### Completa lo siguiente
**a)** Indica si cada enunciado concuerda con el texto sobre Quico Rivas y responde «sí» o «no», citando literalmente las palabras del texto que lo determinan: (i) la retrospectiva reúne más de ochocientas piezas; (ii) Regueira presenta la muestra como una exposición razonada; (iii) Rivas recibió por familia el título de conde de la Salceda.
**b)** Responde a partir del texto sobre Quico Rivas, una respuesta por línea con la misma numeración:
(i) ¿Dónde y en qué año nació Quico Rivas?
(ii) ¿Hasta qué fecha permanece abierta la retrospectiva?
(iii) ¿En qué calle se encuentra el antiguo cenobio que acoge la obra?

### Texto de referencia
Quico Rivas (Cuenca, 1953- Ronda, Málaga, 2008) tuvo algo de lujuriante que se dejaba rodar por la noche, en garitos decadentes. Era usuario de un verbo talentoso y de una sutil capacidad de agitación desde el remate poderoso que le daban los dos ojos a punto de dispararse, el cráneo pelado. Le cayó por familia un título nobiliario -conde de la Salceda-, aunque él tomó aposento en suelo libertario. Por encima de todo, ejerció de crítico de arte, de esos que, además de amar la mercancía de las formas, divulgan aprovechando la sustancia. Pero también le dio a la escritura, a la edición, a la música, a la investigación, a la lucha política. Todo con el fervor del que busca siempre.

La recuperación de sus trabajos, ahora, en el convento de Santa Clara tiene algo de restitución y de venganza contra el olvido. Esther Regueira -en colaboración con Mar Villaespesa- es la comisaria de Quico Rivas, una continua maquinación, una retrospectiva abierta hasta el 17 de noviembre que reúne más de ochocientas piezas. Documentos, telas, papeles, collages, recortes de prensa, libros inéditos, proyectos inconclusos, dibujos de última época… El universo Rivas revisitado: "Si algo caracteriza su vida y su actividad artística fue el exceso. De ahí que no se trate de una exposición razonada, sino de una acumulación de su trabajo poliédrico y compulsivo", sostiene Regueira.

La cita es, en este sentido, un viaje generacional. Desde la alta densidad de un frenesí colectivo hasta el final de Rivas, con su retirada a Ronda, cuando no le quedaba ya nostalgia de lo vivido. Pero entre medias, vida. Mucha vida al galope, con cimas y naufragios. Exposiciones, viajes, residencias en Sevilla, en Madrid, en Valencia, en Formentor. Es un momento de revelaciones, de contracultura, de vitamina punk, de descubrimiento de artistas nuevos, de maestros que incorporar al inventario de su mirada. Todo eso se filtra en la poética expansiva de una obra amplísima y disparatada que ahora encuentra cobijo y (algo de) orden en el antiguo cenobio de la calle Becas, si bien se echa en falta un esfuerzo de contextualización, de guía para el visitante.

### Material proporcionado
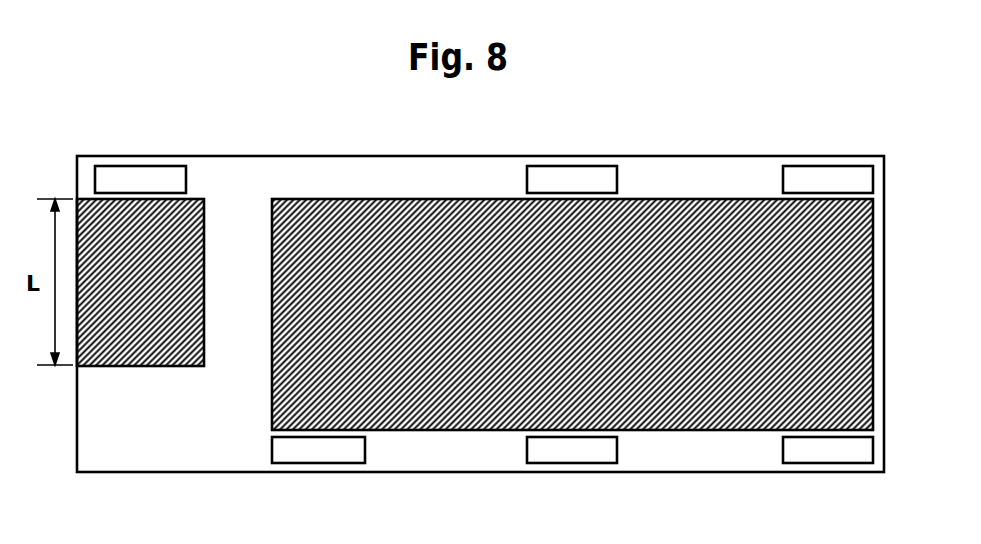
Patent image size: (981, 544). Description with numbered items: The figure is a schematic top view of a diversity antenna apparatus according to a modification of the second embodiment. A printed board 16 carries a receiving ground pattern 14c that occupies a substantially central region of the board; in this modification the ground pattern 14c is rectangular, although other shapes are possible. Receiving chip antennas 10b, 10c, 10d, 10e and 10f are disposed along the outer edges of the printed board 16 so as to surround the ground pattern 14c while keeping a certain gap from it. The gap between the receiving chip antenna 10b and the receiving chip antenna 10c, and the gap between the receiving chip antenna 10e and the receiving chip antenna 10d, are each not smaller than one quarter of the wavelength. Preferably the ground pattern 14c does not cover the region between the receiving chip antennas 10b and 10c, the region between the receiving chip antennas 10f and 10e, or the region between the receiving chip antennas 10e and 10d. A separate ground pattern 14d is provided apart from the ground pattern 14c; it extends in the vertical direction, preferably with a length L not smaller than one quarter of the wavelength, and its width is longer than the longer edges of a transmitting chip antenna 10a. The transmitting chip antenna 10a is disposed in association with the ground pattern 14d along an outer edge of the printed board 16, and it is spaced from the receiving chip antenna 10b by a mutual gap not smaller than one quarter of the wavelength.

### Soluciones
**a)**
(i) Sí: «reúne más de ochocientas piezas».
(ii) No: «no se trate de una exposición razonada, sino de una acumulación de su trabajo poliédrico y compulsivo».
(iii) Sí: «Le cayó por familia un título nobiliario -conde de la Salceda-».

**b)**
(i) En Cuenca, en 1953.
(ii) Hasta el 17 de noviembre.
(iii) En la calle Becas.